Saved data entries:
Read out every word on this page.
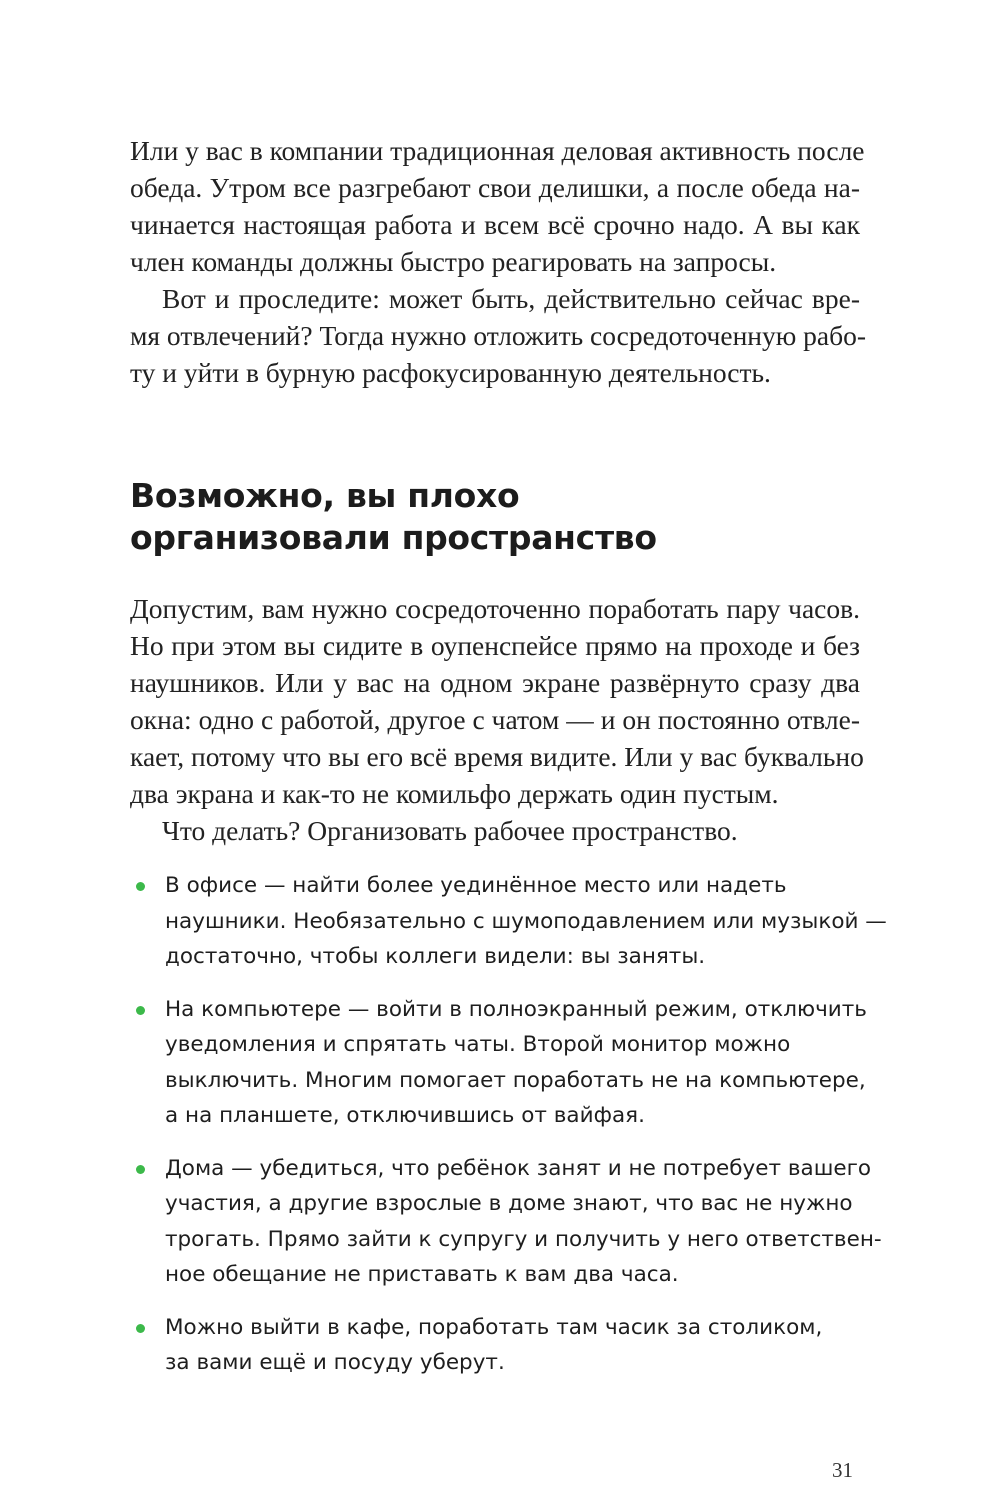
Или у вас в компании традиционная деловая активность после
обеда. Утром все разгребают свои делишки, а после обеда на-
чинается настоящая работа и всем всё срочно надо. А вы как
член команды должны быстро реагировать на запросы.

Вот и проследите: может быть, действительно сейчас вре-
мя отвлечений? Тогда нужно отложить сосредоточенную рабо-
ту и уйти в бурную расфокусированную деятельность.

Возможно, вы плохо
организовали пространство

Допустим, вам нужно сосредоточенно поработать пару часов.
Но при этом вы сидите в оупенспейсе прямо на проходе и без
наушников. Или у вас на одном экране развёрнуто сразу два
окна: одно с работой, другое с чатом — и он постоянно отвле-
кает, потому что вы его всё время видите. Или у вас буквально
два экрана и как-то не комильфо держать один пустым.

Что делать? Организовать рабочее пространство.

В офисе — найти более уединённое место или надеть
наушники. Необязательно с шумоподавлением или музыкой —
достаточно, чтобы коллеги видели: вы заняты.
На компьютере — войти в полноэкранный режим, отключить
уведомления и спрятать чаты. Второй монитор можно
выключить. Многим помогает поработать не на компьютере,
а на планшете, отключившись от вайфая.
Дома — убедиться, что ребёнок занят и не потребует вашего
участия, а другие взрослые в доме знают, что вас не нужно
трогать. Прямо зайти к супругу и получить у него ответствен-
ное обещание не приставать к вам два часа.
Можно выйти в кафе, поработать там часик за столиком,
за вами ещё и посуду уберут.
31
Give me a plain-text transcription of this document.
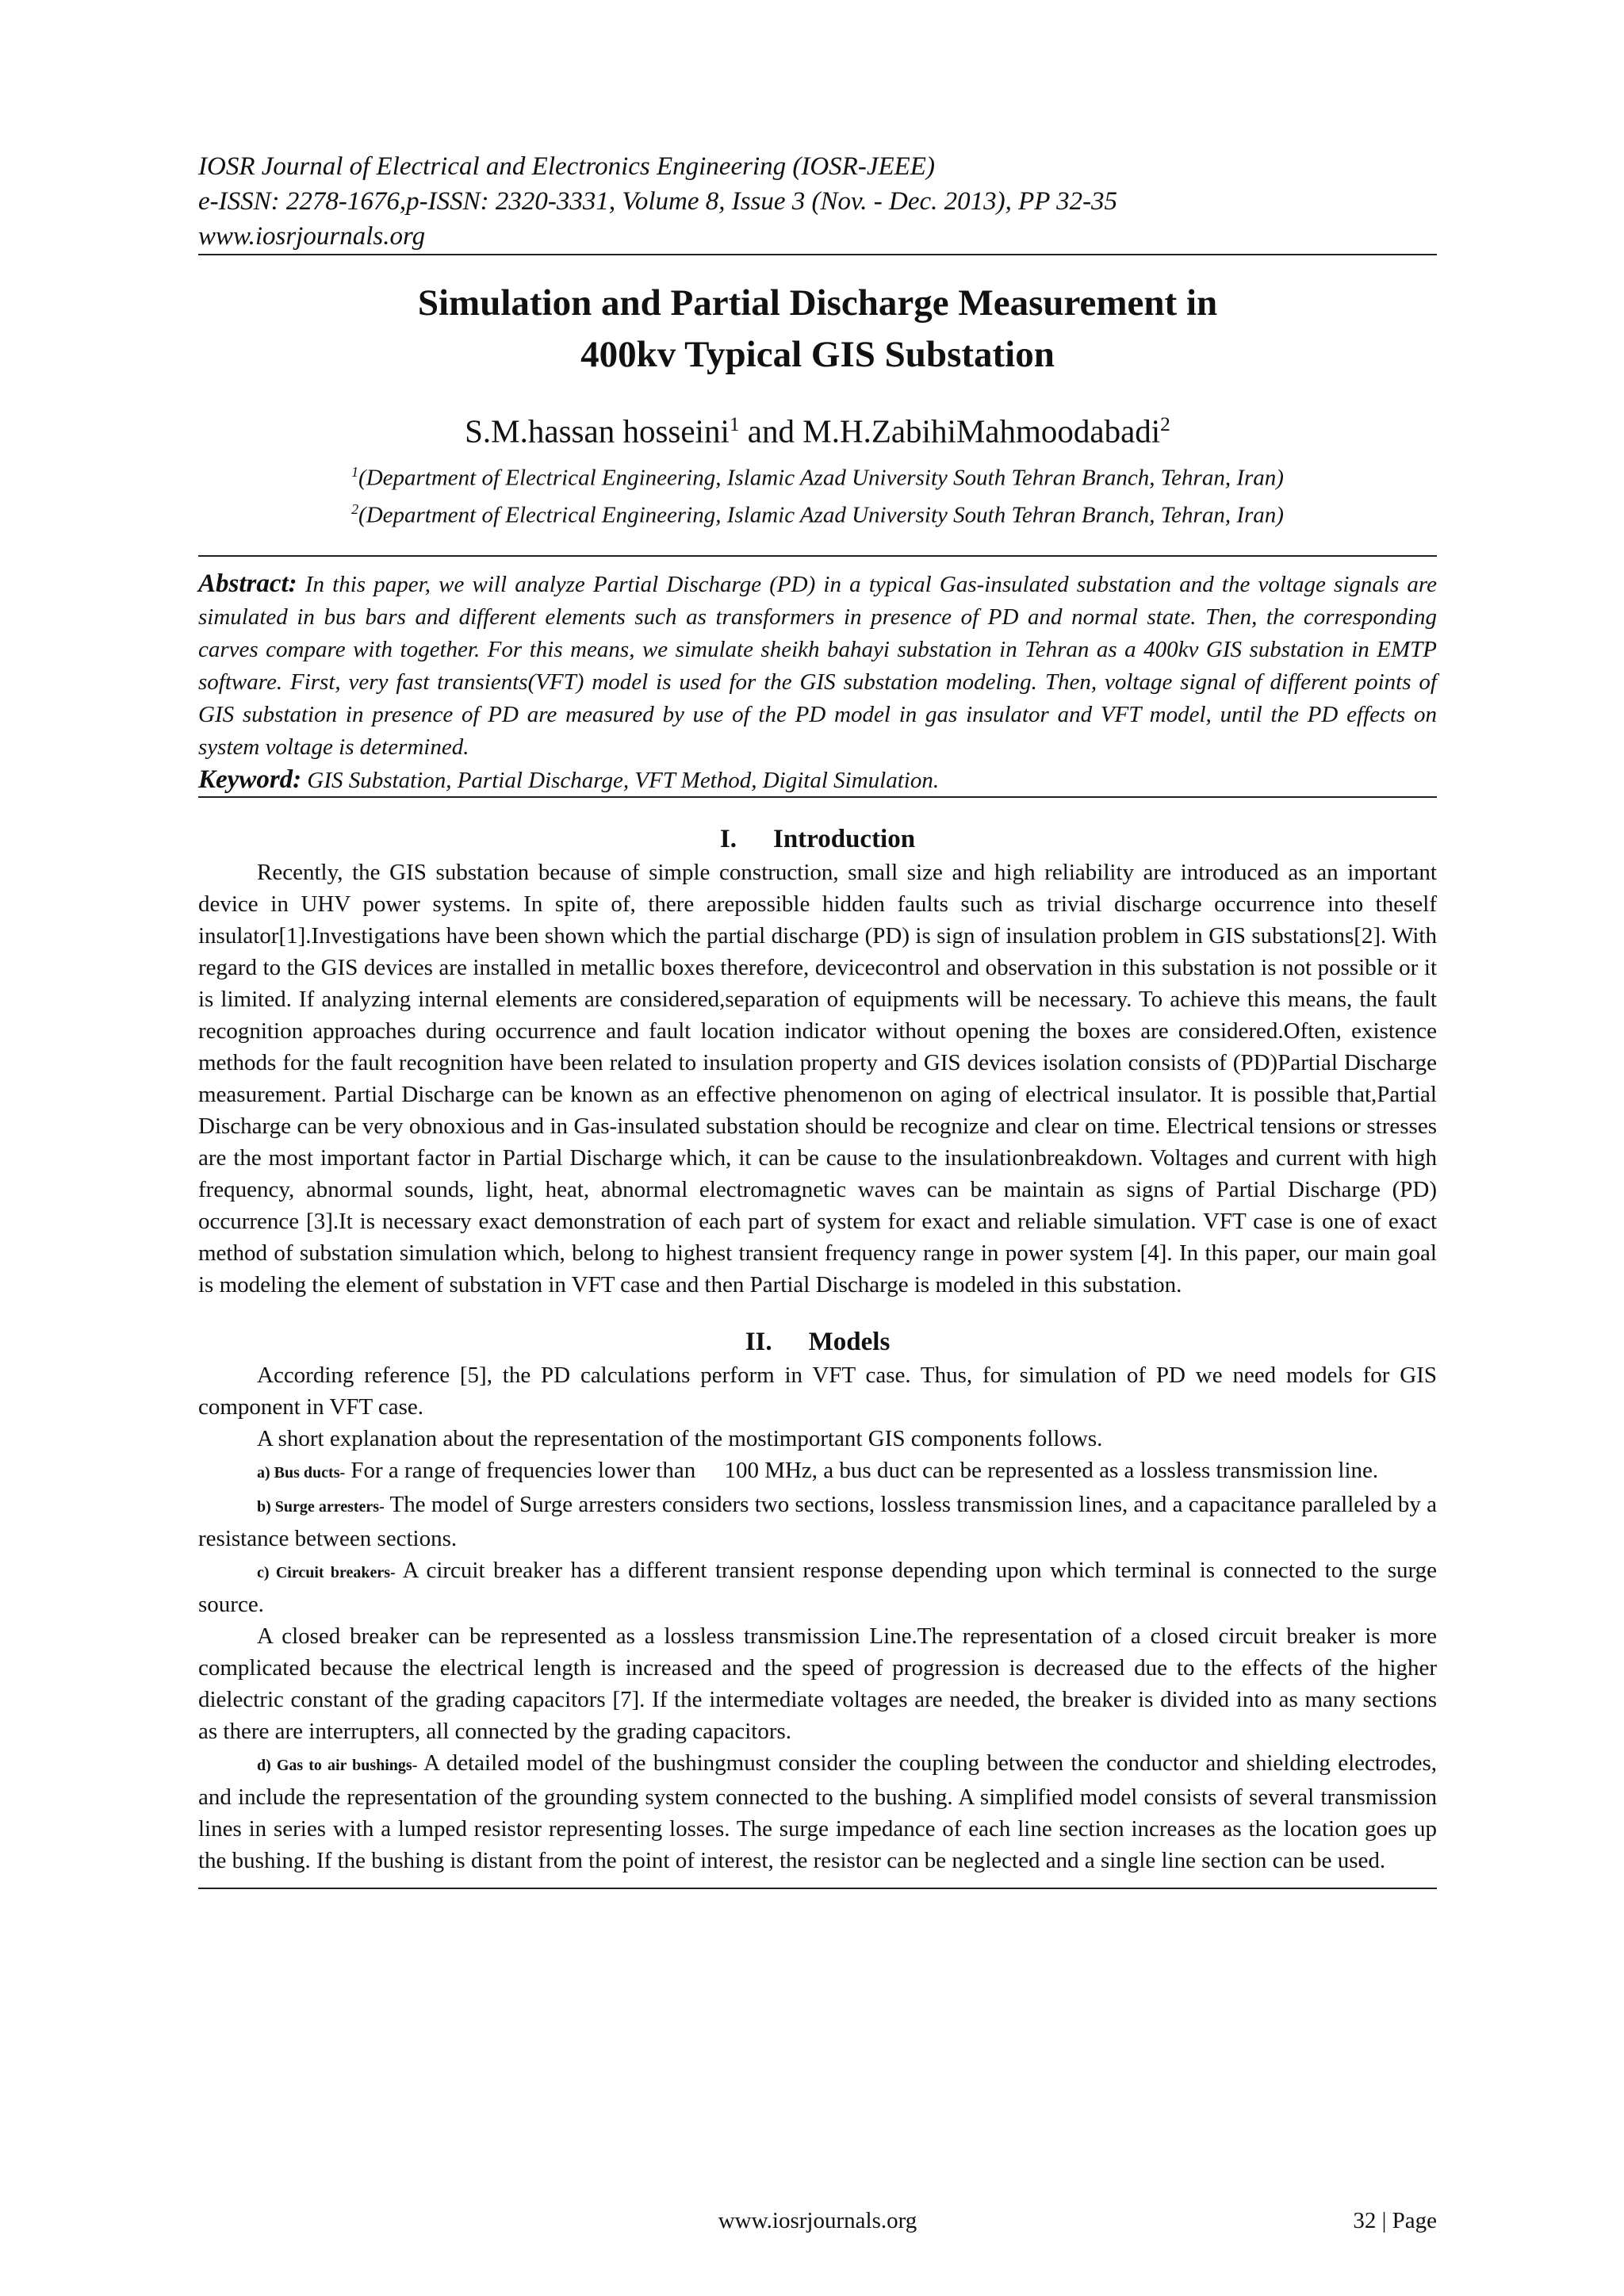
IOSR Journal of Electrical and Electronics Engineering (IOSR-JEEE)
e-ISSN: 2278-1676,p-ISSN: 2320-3331, Volume 8, Issue 3 (Nov. - Dec. 2013), PP 32-35
www.iosrjournals.org
Simulation and Partial Discharge Measurement in
400kv Typical GIS Substation
S.M.hassan hosseini$^1$ and M.H.ZabihiMahmoodabadi$^2$
$^1$(Department of Electrical Engineering, Islamic Azad University South Tehran Branch, Tehran, Iran)
$^2$(Department of Electrical Engineering, Islamic Azad University South Tehran Branch, Tehran, Iran)
Abstract: In this paper, we will analyze Partial Discharge (PD) in a typical Gas-insulated substation and the voltage signals are simulated in bus bars and different elements such as transformers in presence of PD and normal state. Then, the corresponding carves compare with together. For this means, we simulate sheikh bahayi substation in Tehran as a 400kv GIS substation in EMTP software. First, very fast transients(VFT) model is used for the GIS substation modeling. Then, voltage signal of different points of GIS substation in presence of PD are measured by use of the PD model in gas insulator and VFT model, until the PD effects on system voltage is determined.
Keyword: GIS Substation, Partial Discharge, VFT Method, Digital Simulation.
I. Introduction

Recently, the GIS substation because of simple construction, small size and high reliability are introduced as an important device in UHV power systems. In spite of, there arepossible hidden faults such as trivial discharge occurrence into theself insulator[1].Investigations have been shown which the partial discharge (PD) is sign of insulation problem in GIS substations[2]. With regard to the GIS devices are installed in metallic boxes therefore, devicecontrol and observation in this substation is not possible or it is limited. If analyzing internal elements are considered,separation of equipments will be necessary. To achieve this means, the fault recognition approaches during occurrence and fault location indicator without opening the boxes are considered.Often, existence methods for the fault recognition have been related to insulation property and GIS devices isolation consists of (PD)Partial Discharge measurement. Partial Discharge can be known as an effective phenomenon on aging of electrical insulator. It is possible that,Partial Discharge can be very obnoxious and in Gas-insulated substation should be recognize and clear on time. Electrical tensions or stresses are the most important factor in Partial Discharge which, it can be cause to the insulationbreakdown. Voltages and current with high frequency, abnormal sounds, light, heat, abnormal electromagnetic waves can be maintain as signs of Partial Discharge (PD) occurrence [3].It is necessary exact demonstration of each part of system for exact and reliable simulation. VFT case is one of exact method of substation simulation which, belong to highest transient frequency range in power system [4]. In this paper, our main goal is modeling the element of substation in VFT case and then Partial Discharge is modeled in this substation.

II. Models

According reference [5], the PD calculations perform in VFT case. Thus, for simulation of PD we need models for GIS component in VFT case.

A short explanation about the representation of the mostimportant GIS components follows.

a) Bus ducts- For a range of frequencies lower than     100 MHz, a bus duct can be represented as a lossless transmission line.

b) Surge arresters- The model of Surge arresters considers two sections, lossless transmission lines, and a capacitance paralleled by a resistance between sections.

c) Circuit breakers- A circuit breaker has a different transient response depending upon which terminal is connected to the surge source.

A closed breaker can be represented as a lossless transmission Line.The representation of a closed circuit breaker is more complicated because the electrical length is increased and the speed of progression is decreased due to the effects of the higher dielectric constant of the grading capacitors [7]. If the intermediate voltages are needed, the breaker is divided into as many sections as there are interrupters, all connected by the grading capacitors.

d) Gas to air bushings- A detailed model of the bushingmust consider the coupling between the conductor and shielding electrodes, and include the representation of the grounding system connected to the bushing. A simplified model consists of several transmission lines in series with a lumped resistor representing losses. The surge impedance of each line section increases as the location goes up the bushing. If the bushing is distant from the point of interest, the resistor can be neglected and a single line section can be used.

www.iosrjournals.org	32 | Page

(Your objective)
Reproduce the full listing above verbatim, with no pictures included.

(Answer to the exercise)
Read out every word on this page.
Или у вас в компании традиционная деловая активность после
обеда. Утром все разгребают свои делишки, а после обеда на-
чинается настоящая работа и всем всё срочно надо. А вы как
член команды должны быстро реагировать на запросы.

Вот и проследите: может быть, действительно сейчас вре-
мя отвлечений? Тогда нужно отложить сосредоточенную рабо-
ту и уйти в бурную расфокусированную деятельность.

Возможно, вы плохо
организовали пространство

Допустим, вам нужно сосредоточенно поработать пару часов.
Но при этом вы сидите в оупенспейсе прямо на проходе и без
наушников. Или у вас на одном экране развёрнуто сразу два
окна: одно с работой, другое с чатом — и он постоянно отвле-
кает, потому что вы его всё время видите. Или у вас буквально
два экрана и как-то не комильфо держать один пустым.

Что делать? Организовать рабочее пространство.

В офисе — найти более уединённое место или надеть
наушники. Необязательно с шумоподавлением или музыкой —
достаточно, чтобы коллеги видели: вы заняты.
На компьютере — войти в полноэкранный режим, отключить
уведомления и спрятать чаты. Второй монитор можно
выключить. Многим помогает поработать не на компьютере,
а на планшете, отключившись от вайфая.
Дома — убедиться, что ребёнок занят и не потребует вашего
участия, а другие взрослые в доме знают, что вас не нужно
трогать. Прямо зайти к супругу и получить у него ответствен-
ное обещание не приставать к вам два часа.
Можно выйти в кафе, поработать там часик за столиком,
за вами ещё и посуду уберут.
31
Give me a plain-text transcription of this document.
IOSR Journal of Electrical and Electronics Engineering (IOSR-JEEE)
e-ISSN: 2278-1676,p-ISSN: 2320-3331, Volume 8, Issue 3 (Nov. - Dec. 2013), PP 32-35
www.iosrjournals.org
Simulation and Partial Discharge Measurement in
400kv Typical GIS Substation
S.M.hassan hosseini$^1$ and M.H.ZabihiMahmoodabadi$^2$
$^1$(Department of Electrical Engineering, Islamic Azad University South Tehran Branch, Tehran, Iran)
$^2$(Department of Electrical Engineering, Islamic Azad University South Tehran Branch, Tehran, Iran)
Abstract: In this paper, we will analyze Partial Discharge (PD) in a typical Gas-insulated substation and the voltage signals are simulated in bus bars and different elements such as transformers in presence of PD and normal state. Then, the corresponding carves compare with together. For this means, we simulate sheikh bahayi substation in Tehran as a 400kv GIS substation in EMTP software. First, very fast transients(VFT) model is used for the GIS substation modeling. Then, voltage signal of different points of GIS substation in presence of PD are measured by use of the PD model in gas insulator and VFT model, until the PD effects on system voltage is determined.
Keyword: GIS Substation, Partial Discharge, VFT Method, Digital Simulation.
I. Introduction

Recently, the GIS substation because of simple construction, small size and high reliability are introduced as an important device in UHV power systems. In spite of, there arepossible hidden faults such as trivial discharge occurrence into theself insulator[1].Investigations have been shown which the partial discharge (PD) is sign of insulation problem in GIS substations[2]. With regard to the GIS devices are installed in metallic boxes therefore, devicecontrol and observation in this substation is not possible or it is limited. If analyzing internal elements are considered,separation of equipments will be necessary. To achieve this means, the fault recognition approaches during occurrence and fault location indicator without opening the boxes are considered.Often, existence methods for the fault recognition have been related to insulation property and GIS devices isolation consists of (PD)Partial Discharge measurement. Partial Discharge can be known as an effective phenomenon on aging of electrical insulator. It is possible that,Partial Discharge can be very obnoxious and in Gas-insulated substation should be recognize and clear on time. Electrical tensions or stresses are the most important factor in Partial Discharge which, it can be cause to the insulationbreakdown. Voltages and current with high frequency, abnormal sounds, light, heat, abnormal electromagnetic waves can be maintain as signs of Partial Discharge (PD) occurrence [3].It is necessary exact demonstration of each part of system for exact and reliable simulation. VFT case is one of exact method of substation simulation which, belong to highest transient frequency range in power system [4]. In this paper, our main goal is modeling the element of substation in VFT case and then Partial Discharge is modeled in this substation.

II. Models

According reference [5], the PD calculations perform in VFT case. Thus, for simulation of PD we need models for GIS component in VFT case.

A short explanation about the representation of the mostimportant GIS components follows.

a) Bus ducts- For a range of frequencies lower than     100 MHz, a bus duct can be represented as a lossless transmission line.

b) Surge arresters- The model of Surge arresters considers two sections, lossless transmission lines, and a capacitance paralleled by a resistance between sections.

c) Circuit breakers- A circuit breaker has a different transient response depending upon which terminal is connected to the surge source.

A closed breaker can be represented as a lossless transmission Line.The representation of a closed circuit breaker is more complicated because the electrical length is increased and the speed of progression is decreased due to the effects of the higher dielectric constant of the grading capacitors [7]. If the intermediate voltages are needed, the breaker is divided into as many sections as there are interrupters, all connected by the grading capacitors.

d) Gas to air bushings- A detailed model of the bushingmust consider the coupling between the conductor and shielding electrodes, and include the representation of the grounding system connected to the bushing. A simplified model consists of several transmission lines in series with a lumped resistor representing losses. The surge impedance of each line section increases as the location goes up the bushing. If the bushing is distant from the point of interest, the resistor can be neglected and a single line section can be used.

www.iosrjournals.org	32 | Page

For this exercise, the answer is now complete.